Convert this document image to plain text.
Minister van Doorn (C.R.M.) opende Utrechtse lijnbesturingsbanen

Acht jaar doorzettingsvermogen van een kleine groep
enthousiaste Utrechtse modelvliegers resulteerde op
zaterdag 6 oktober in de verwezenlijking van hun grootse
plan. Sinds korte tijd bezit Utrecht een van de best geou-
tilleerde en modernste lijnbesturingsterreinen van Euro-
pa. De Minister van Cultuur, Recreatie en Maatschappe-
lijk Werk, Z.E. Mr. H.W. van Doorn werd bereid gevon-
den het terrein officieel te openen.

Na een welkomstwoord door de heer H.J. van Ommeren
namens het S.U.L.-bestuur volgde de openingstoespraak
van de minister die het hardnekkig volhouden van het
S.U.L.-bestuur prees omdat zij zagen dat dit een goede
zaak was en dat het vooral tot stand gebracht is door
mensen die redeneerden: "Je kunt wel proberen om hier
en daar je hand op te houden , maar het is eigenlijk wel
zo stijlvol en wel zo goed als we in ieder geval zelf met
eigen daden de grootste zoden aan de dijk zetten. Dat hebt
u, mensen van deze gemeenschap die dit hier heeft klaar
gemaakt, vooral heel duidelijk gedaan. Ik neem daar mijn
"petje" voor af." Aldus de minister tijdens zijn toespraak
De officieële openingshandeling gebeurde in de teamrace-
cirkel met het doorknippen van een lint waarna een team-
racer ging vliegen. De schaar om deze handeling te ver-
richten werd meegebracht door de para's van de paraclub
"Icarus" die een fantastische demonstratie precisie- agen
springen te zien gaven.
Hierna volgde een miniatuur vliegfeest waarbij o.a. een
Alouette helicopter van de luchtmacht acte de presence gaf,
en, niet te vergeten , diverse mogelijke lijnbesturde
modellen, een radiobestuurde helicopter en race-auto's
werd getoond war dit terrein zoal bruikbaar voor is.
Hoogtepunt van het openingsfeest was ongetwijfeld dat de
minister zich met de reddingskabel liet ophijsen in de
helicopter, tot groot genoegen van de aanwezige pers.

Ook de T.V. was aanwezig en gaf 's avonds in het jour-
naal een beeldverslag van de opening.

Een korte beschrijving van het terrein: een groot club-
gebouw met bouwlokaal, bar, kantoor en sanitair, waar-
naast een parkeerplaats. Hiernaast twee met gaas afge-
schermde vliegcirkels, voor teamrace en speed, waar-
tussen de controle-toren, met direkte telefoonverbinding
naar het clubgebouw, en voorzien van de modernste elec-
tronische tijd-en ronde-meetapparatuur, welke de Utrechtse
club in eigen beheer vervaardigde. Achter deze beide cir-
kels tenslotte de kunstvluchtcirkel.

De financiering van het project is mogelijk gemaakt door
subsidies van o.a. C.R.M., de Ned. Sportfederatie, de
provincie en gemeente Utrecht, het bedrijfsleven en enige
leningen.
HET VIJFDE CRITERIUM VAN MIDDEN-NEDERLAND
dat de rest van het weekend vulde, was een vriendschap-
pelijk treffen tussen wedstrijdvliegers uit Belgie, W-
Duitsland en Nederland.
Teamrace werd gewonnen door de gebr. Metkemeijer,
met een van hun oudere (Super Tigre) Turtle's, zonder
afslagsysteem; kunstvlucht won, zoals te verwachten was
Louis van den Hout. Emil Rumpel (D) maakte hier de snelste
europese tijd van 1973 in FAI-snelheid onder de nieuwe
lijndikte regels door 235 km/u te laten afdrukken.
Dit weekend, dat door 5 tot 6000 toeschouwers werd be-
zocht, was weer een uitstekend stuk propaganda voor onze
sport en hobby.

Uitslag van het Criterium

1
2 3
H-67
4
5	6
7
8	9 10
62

● INSTRUCTIONS FOR THE TASK:
Gather up, from the records above, each line where the word "vooral" appears.

● ANSWER:
zaak was en dat het vooral tot stand gebracht is door
gemaakt, vooral heel duidelijk gedaan. Ik neem daar mijn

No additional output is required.